[Entries from a dataset]
────────────────

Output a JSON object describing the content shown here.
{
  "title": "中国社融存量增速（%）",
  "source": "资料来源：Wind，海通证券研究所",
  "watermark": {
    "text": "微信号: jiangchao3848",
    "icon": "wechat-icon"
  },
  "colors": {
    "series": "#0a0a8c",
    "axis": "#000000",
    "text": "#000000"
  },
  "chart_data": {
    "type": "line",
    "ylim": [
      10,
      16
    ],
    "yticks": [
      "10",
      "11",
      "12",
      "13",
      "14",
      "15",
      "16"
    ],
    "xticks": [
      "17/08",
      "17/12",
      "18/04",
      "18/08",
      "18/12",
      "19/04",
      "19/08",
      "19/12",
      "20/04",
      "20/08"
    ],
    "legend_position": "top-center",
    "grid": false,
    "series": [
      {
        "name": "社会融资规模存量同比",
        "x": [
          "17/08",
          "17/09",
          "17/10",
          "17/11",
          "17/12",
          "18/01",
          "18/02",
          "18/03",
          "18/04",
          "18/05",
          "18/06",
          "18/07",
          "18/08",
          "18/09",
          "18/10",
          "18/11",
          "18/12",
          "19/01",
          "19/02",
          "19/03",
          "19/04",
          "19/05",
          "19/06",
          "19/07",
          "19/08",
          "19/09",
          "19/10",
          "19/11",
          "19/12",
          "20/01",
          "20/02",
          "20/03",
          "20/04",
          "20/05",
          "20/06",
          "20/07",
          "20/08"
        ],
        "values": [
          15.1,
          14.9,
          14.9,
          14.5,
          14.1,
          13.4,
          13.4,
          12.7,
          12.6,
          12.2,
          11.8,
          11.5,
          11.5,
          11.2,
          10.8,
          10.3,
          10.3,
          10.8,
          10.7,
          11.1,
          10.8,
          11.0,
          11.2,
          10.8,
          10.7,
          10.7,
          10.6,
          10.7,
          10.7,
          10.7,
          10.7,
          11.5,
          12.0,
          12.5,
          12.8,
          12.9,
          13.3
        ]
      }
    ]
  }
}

────────────────

_INSTRUCTION:_ Retype the material above, line by line, exactly.

_WRITTEN RESPONSE:_
Output a JSON object describing the content shown here.
{
  "title": "中国社融存量增速（%）",
  "source": "资料来源：Wind，海通证券研究所",
  "watermark": {
    "text": "微信号: jiangchao3848",
    "icon": "wechat-icon"
  },
  "colors": {
    "series": "#0a0a8c",
    "axis": "#000000",
    "text": "#000000"
  },
  "chart_data": {
    "type": "line",
    "ylim": [
      10,
      16
    ],
    "yticks": [
      "10",
      "11",
      "12",
      "13",
      "14",
      "15",
      "16"
    ],
    "xticks": [
      "17/08",
      "17/12",
      "18/04",
      "18/08",
      "18/12",
      "19/04",
      "19/08",
      "19/12",
      "20/04",
      "20/08"
    ],
    "legend_position": "top-center",
    "grid": false,
    "series": [
      {
        "name": "社会融资规模存量同比",
        "x": [
          "17/08",
          "17/09",
          "17/10",
          "17/11",
          "17/12",
          "18/01",
          "18/02",
          "18/03",
          "18/04",
          "18/05",
          "18/06",
          "18/07",
          "18/08",
          "18/09",
          "18/10",
          "18/11",
          "18/12",
          "19/01",
          "19/02",
          "19/03",
          "19/04",
          "19/05",
          "19/06",
          "19/07",
          "19/08",
          "19/09",
          "19/10",
          "19/11",
          "19/12",
          "20/01",
          "20/02",
          "20/03",
          "20/04",
          "20/05",
          "20/06",
          "20/07",
          "20/08"
        ],
        "values": [
          15.1,
          14.9,
          14.9,
          14.5,
          14.1,
          13.4,
          13.4,
          12.7,
          12.6,
          12.2,
          11.8,
          11.5,
          11.5,
          11.2,
          10.8,
          10.3,
          10.3,
          10.8,
          10.7,
          11.1,
          10.8,
          11.0,
          11.2,
          10.8,
          10.7,
          10.7,
          10.6,
          10.7,
          10.7,
          10.7,
          10.7,
          11.5,
          12.0,
          12.5,
          12.8,
          12.9,
          13.3
        ]
      }
    ]
  }
}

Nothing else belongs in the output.